◆ WHAT THE TASK REQUIRES ◆
From the listing that follows, output everything exactly except the pictures.

begin INFORMATION SUPPLIED

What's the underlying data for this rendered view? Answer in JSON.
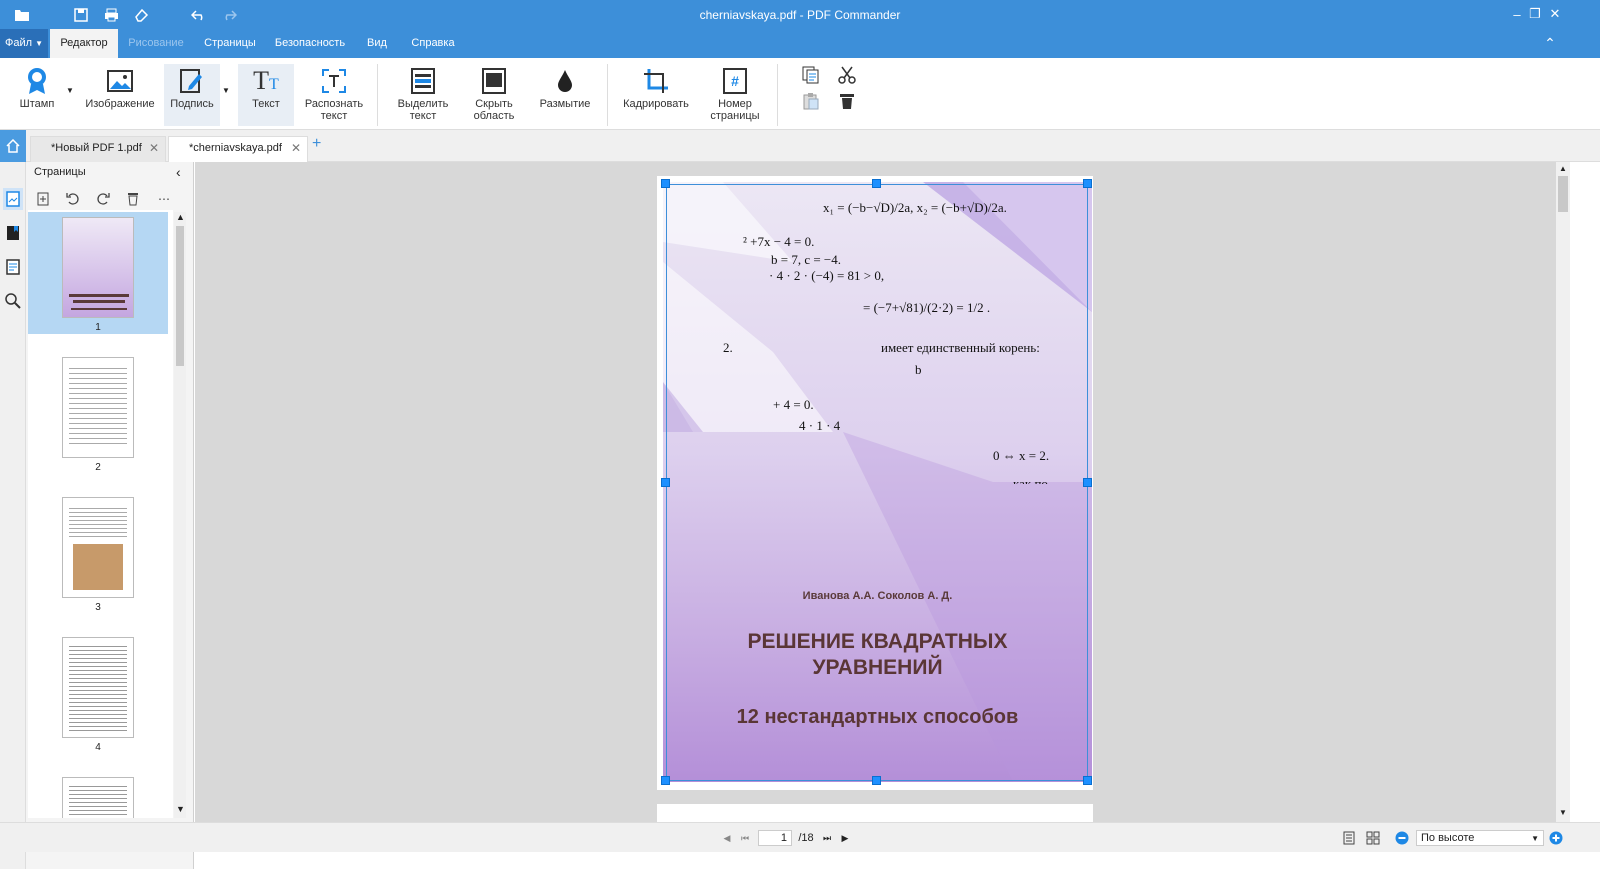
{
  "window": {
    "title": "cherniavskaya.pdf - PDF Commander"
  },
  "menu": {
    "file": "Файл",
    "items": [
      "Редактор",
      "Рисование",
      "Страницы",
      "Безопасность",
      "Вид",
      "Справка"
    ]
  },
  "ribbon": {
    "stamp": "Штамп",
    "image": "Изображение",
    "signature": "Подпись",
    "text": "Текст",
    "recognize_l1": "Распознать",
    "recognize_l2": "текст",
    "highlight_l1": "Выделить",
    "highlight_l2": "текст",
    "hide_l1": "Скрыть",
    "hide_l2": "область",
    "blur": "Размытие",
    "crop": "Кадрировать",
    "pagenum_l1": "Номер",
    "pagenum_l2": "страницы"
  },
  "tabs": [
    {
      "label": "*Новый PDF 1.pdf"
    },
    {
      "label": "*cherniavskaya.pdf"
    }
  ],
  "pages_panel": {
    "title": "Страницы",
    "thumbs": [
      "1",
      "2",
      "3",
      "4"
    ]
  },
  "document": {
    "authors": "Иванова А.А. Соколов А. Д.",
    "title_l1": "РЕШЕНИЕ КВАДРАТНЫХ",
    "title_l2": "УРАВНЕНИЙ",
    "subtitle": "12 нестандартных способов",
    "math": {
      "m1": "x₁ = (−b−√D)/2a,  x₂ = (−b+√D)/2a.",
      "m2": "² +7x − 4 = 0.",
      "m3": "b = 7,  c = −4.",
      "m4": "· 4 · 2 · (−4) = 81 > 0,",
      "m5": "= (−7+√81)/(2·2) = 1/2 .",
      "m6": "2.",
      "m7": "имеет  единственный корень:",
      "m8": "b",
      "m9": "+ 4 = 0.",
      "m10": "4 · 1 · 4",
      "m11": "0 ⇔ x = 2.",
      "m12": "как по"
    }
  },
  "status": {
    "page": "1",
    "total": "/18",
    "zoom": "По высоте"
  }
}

end INFORMATION SUPPLIED

◆ FINAL ANSWER ◆
What's the underlying data for this rendered view? Answer in JSON.
{
  "window": {
    "title": "cherniavskaya.pdf - PDF Commander"
  },
  "menu": {
    "file": "Файл",
    "items": [
      "Редактор",
      "Рисование",
      "Страницы",
      "Безопасность",
      "Вид",
      "Справка"
    ]
  },
  "ribbon": {
    "stamp": "Штамп",
    "image": "Изображение",
    "signature": "Подпись",
    "text": "Текст",
    "recognize_l1": "Распознать",
    "recognize_l2": "текст",
    "highlight_l1": "Выделить",
    "highlight_l2": "текст",
    "hide_l1": "Скрыть",
    "hide_l2": "область",
    "blur": "Размытие",
    "crop": "Кадрировать",
    "pagenum_l1": "Номер",
    "pagenum_l2": "страницы"
  },
  "tabs": [
    {
      "label": "*Новый PDF 1.pdf"
    },
    {
      "label": "*cherniavskaya.pdf"
    }
  ],
  "pages_panel": {
    "title": "Страницы",
    "thumbs": [
      "1",
      "2",
      "3",
      "4"
    ]
  },
  "document": {
    "authors": "Иванова А.А. Соколов А. Д.",
    "title_l1": "РЕШЕНИЕ КВАДРАТНЫХ",
    "title_l2": "УРАВНЕНИЙ",
    "subtitle": "12 нестандартных способов",
    "math": {
      "m1": "x₁ = (−b−√D)/2a,  x₂ = (−b+√D)/2a.",
      "m2": "² +7x − 4 = 0.",
      "m3": "b = 7,  c = −4.",
      "m4": "· 4 · 2 · (−4) = 81 > 0,",
      "m5": "= (−7+√81)/(2·2) = 1/2 .",
      "m6": "2.",
      "m7": "имеет  единственный корень:",
      "m8": "b",
      "m9": "+ 4 = 0.",
      "m10": "4 · 1 · 4",
      "m11": "0 ⇔ x = 2.",
      "m12": "как по"
    }
  },
  "status": {
    "page": "1",
    "total": "/18",
    "zoom": "По высоте"
  }
}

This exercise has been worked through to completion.